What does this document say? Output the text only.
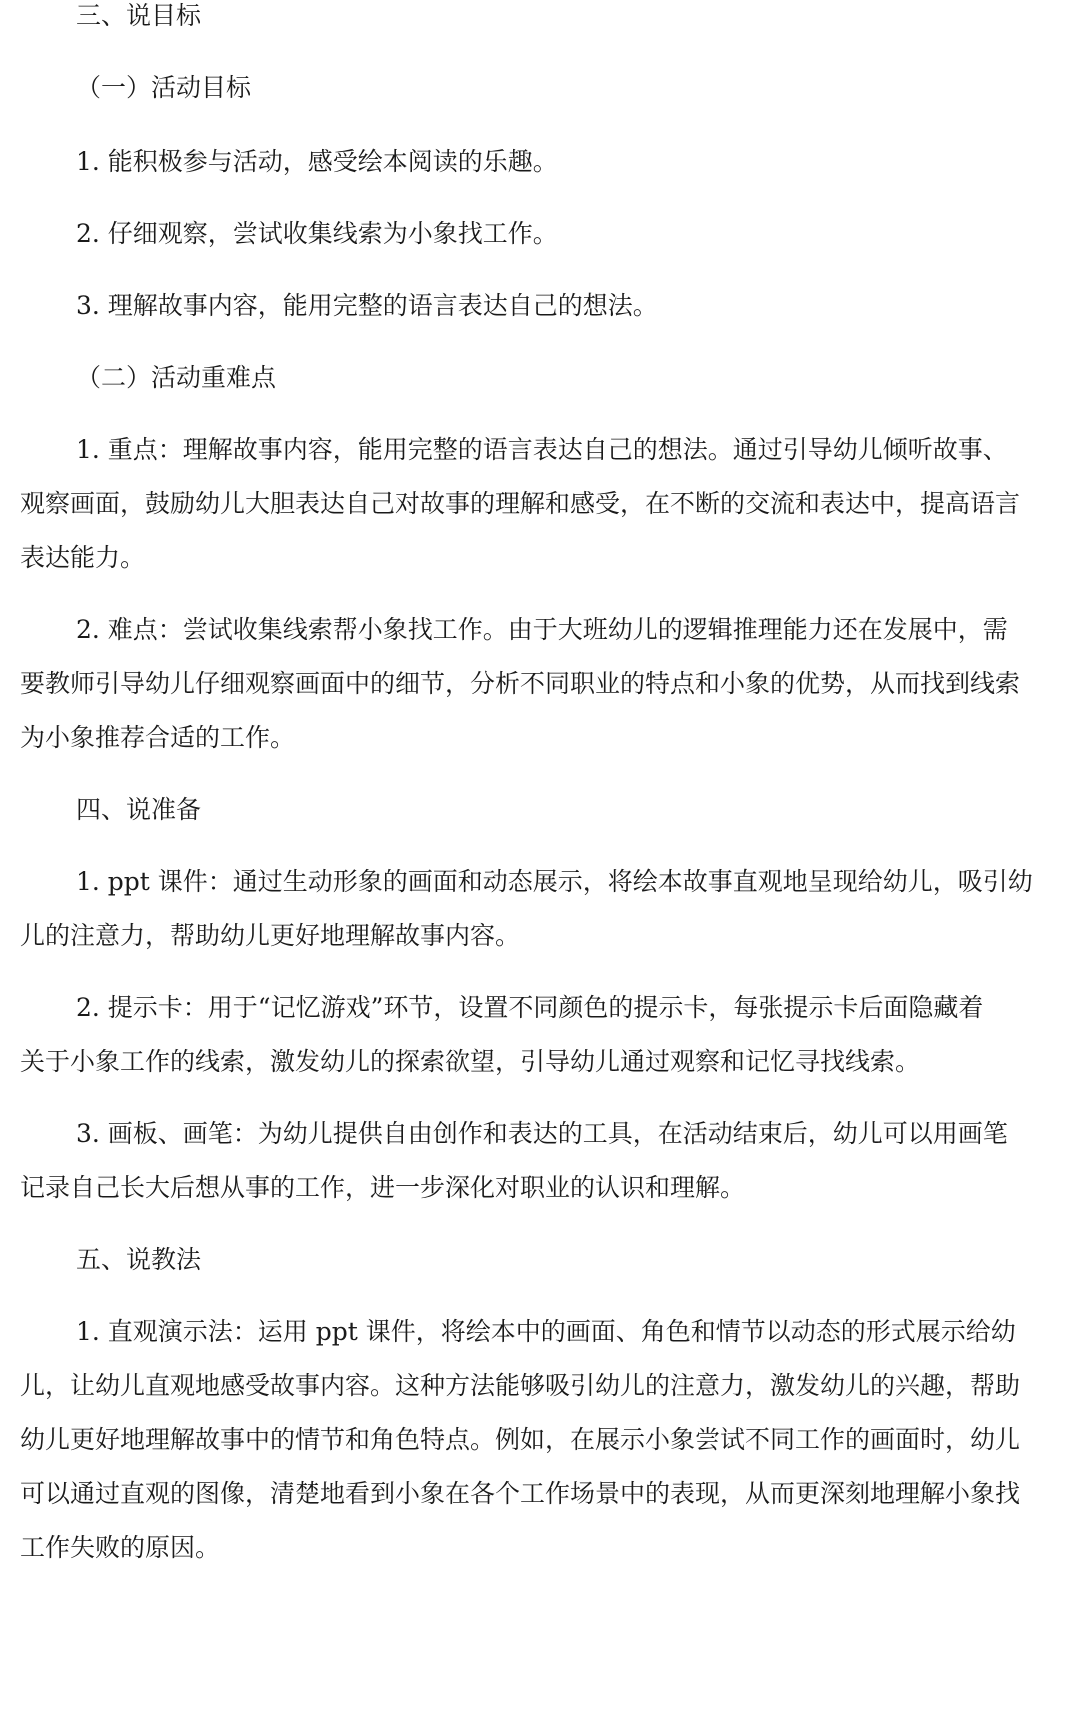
三、说目标
（一）活动目标
1. 能积极参与活动，感受绘本阅读的乐趣。
2. 仔细观察，尝试收集线索为小象找工作。
3. 理解故事内容，能用完整的语言表达自己的想法。
（二）活动重难点
1. 重点：理解故事内容，能用完整的语言表达自己的想法。通过引导幼儿倾听故事、
观察画面，鼓励幼儿大胆表达自己对故事的理解和感受，在不断的交流和表达中，提高语言
表达能力。
2. 难点：尝试收集线索帮小象找工作。由于大班幼儿的逻辑推理能力还在发展中，需
要教师引导幼儿仔细观察画面中的细节，分析不同职业的特点和小象的优势，从而找到线索
为小象推荐合适的工作。
四、说准备
1. ppt 课件：通过生动形象的画面和动态展示，将绘本故事直观地呈现给幼儿，吸引幼
儿的注意力，帮助幼儿更好地理解故事内容。
2. 提示卡：用于“记忆游戏”环节，设置不同颜色的提示卡，每张提示卡后面隐藏着
关于小象工作的线索，激发幼儿的探索欲望，引导幼儿通过观察和记忆寻找线索。
3. 画板、画笔：为幼儿提供自由创作和表达的工具，在活动结束后，幼儿可以用画笔
记录自己长大后想从事的工作，进一步深化对职业的认识和理解。
五、说教法
1. 直观演示法：运用 ppt 课件，将绘本中的画面、角色和情节以动态的形式展示给幼
儿，让幼儿直观地感受故事内容。这种方法能够吸引幼儿的注意力，激发幼儿的兴趣，帮助
幼儿更好地理解故事中的情节和角色特点。例如，在展示小象尝试不同工作的画面时，幼儿
可以通过直观的图像，清楚地看到小象在各个工作场景中的表现，从而更深刻地理解小象找
工作失败的原因。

::::

▸ **Task to complete**:
Repeat the data exactly, dropping every picture it holds.

▸ **Reply**:
What does this document say? Output the text only.
三、说目标
（一）活动目标
1. 能积极参与活动，感受绘本阅读的乐趣。
2. 仔细观察，尝试收集线索为小象找工作。
3. 理解故事内容，能用完整的语言表达自己的想法。
（二）活动重难点
1. 重点：理解故事内容，能用完整的语言表达自己的想法。通过引导幼儿倾听故事、
观察画面，鼓励幼儿大胆表达自己对故事的理解和感受，在不断的交流和表达中，提高语言
表达能力。
2. 难点：尝试收集线索帮小象找工作。由于大班幼儿的逻辑推理能力还在发展中，需
要教师引导幼儿仔细观察画面中的细节，分析不同职业的特点和小象的优势，从而找到线索
为小象推荐合适的工作。
四、说准备
1. ppt 课件：通过生动形象的画面和动态展示，将绘本故事直观地呈现给幼儿，吸引幼
儿的注意力，帮助幼儿更好地理解故事内容。
2. 提示卡：用于“记忆游戏”环节，设置不同颜色的提示卡，每张提示卡后面隐藏着
关于小象工作的线索，激发幼儿的探索欲望，引导幼儿通过观察和记忆寻找线索。
3. 画板、画笔：为幼儿提供自由创作和表达的工具，在活动结束后，幼儿可以用画笔
记录自己长大后想从事的工作，进一步深化对职业的认识和理解。
五、说教法
1. 直观演示法：运用 ppt 课件，将绘本中的画面、角色和情节以动态的形式展示给幼
儿，让幼儿直观地感受故事内容。这种方法能够吸引幼儿的注意力，激发幼儿的兴趣，帮助
幼儿更好地理解故事中的情节和角色特点。例如，在展示小象尝试不同工作的画面时，幼儿
可以通过直观的图像，清楚地看到小象在各个工作场景中的表现，从而更深刻地理解小象找
工作失败的原因。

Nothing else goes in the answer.